§ REQUIREMENT
Comb the records below for the string "title" and copy each line where it turns up.

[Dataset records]
## begin

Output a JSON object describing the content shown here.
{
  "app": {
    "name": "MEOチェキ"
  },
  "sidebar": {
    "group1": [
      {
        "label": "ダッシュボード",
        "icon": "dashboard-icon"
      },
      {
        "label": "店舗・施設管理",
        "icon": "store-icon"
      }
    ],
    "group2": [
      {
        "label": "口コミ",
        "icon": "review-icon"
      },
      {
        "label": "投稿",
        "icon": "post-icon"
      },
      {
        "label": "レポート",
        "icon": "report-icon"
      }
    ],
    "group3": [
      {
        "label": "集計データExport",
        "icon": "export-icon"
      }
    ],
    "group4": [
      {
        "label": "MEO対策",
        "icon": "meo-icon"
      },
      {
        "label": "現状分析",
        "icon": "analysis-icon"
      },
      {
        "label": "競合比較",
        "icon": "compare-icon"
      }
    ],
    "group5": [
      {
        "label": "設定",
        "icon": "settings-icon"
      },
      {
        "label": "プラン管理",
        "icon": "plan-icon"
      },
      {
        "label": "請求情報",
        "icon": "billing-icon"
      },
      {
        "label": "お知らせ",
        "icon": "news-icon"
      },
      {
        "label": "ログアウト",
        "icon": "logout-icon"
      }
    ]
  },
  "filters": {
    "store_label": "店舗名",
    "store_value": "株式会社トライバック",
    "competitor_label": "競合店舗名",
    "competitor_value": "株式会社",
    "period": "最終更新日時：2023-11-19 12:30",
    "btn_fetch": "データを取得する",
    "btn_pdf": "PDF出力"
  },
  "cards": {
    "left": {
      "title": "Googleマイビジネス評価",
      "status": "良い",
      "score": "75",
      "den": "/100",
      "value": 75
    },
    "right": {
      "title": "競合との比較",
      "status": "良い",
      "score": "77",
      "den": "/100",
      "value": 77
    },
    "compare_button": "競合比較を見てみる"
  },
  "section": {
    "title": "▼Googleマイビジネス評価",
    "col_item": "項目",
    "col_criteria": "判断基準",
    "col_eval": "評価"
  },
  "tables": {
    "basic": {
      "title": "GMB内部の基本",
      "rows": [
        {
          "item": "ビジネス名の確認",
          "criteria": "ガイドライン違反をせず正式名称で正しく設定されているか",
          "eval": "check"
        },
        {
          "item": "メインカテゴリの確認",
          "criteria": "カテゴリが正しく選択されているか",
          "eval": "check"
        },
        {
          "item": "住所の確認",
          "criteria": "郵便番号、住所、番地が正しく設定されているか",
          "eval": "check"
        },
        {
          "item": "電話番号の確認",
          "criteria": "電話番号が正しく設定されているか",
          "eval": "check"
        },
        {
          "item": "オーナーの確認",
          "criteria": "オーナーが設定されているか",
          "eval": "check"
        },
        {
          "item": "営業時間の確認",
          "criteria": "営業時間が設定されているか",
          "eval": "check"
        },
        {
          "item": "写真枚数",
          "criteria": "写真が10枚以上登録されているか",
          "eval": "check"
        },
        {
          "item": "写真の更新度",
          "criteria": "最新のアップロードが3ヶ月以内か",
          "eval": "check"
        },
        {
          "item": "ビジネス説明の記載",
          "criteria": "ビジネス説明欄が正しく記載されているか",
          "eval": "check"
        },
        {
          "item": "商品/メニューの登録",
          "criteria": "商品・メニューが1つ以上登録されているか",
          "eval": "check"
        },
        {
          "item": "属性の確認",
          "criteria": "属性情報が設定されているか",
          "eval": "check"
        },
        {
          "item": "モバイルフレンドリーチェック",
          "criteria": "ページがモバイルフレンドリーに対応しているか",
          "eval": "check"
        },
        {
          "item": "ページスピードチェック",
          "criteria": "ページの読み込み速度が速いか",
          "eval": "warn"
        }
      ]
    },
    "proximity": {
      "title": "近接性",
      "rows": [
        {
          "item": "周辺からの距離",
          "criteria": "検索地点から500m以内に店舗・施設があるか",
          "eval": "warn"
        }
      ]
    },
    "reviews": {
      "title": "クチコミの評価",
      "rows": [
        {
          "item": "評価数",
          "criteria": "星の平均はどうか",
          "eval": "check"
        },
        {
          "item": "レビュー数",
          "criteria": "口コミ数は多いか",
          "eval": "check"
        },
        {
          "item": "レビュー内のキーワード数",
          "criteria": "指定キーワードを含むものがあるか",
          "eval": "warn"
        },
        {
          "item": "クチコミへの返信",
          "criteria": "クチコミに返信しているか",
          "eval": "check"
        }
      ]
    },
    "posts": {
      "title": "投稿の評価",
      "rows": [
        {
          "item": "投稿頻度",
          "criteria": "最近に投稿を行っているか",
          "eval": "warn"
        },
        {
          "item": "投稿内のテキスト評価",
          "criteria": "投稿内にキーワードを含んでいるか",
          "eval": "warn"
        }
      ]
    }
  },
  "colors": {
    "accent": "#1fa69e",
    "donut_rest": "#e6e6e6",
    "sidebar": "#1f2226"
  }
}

## end

§ THE RESULT
      "title": "Googleマイビジネス評価",
      "title": "競合との比較",
    "title": "▼Googleマイビジネス評価",
      "title": "GMB内部の基本",
      "title": "近接性",
      "title": "クチコミの評価",
      "title": "投稿の評価",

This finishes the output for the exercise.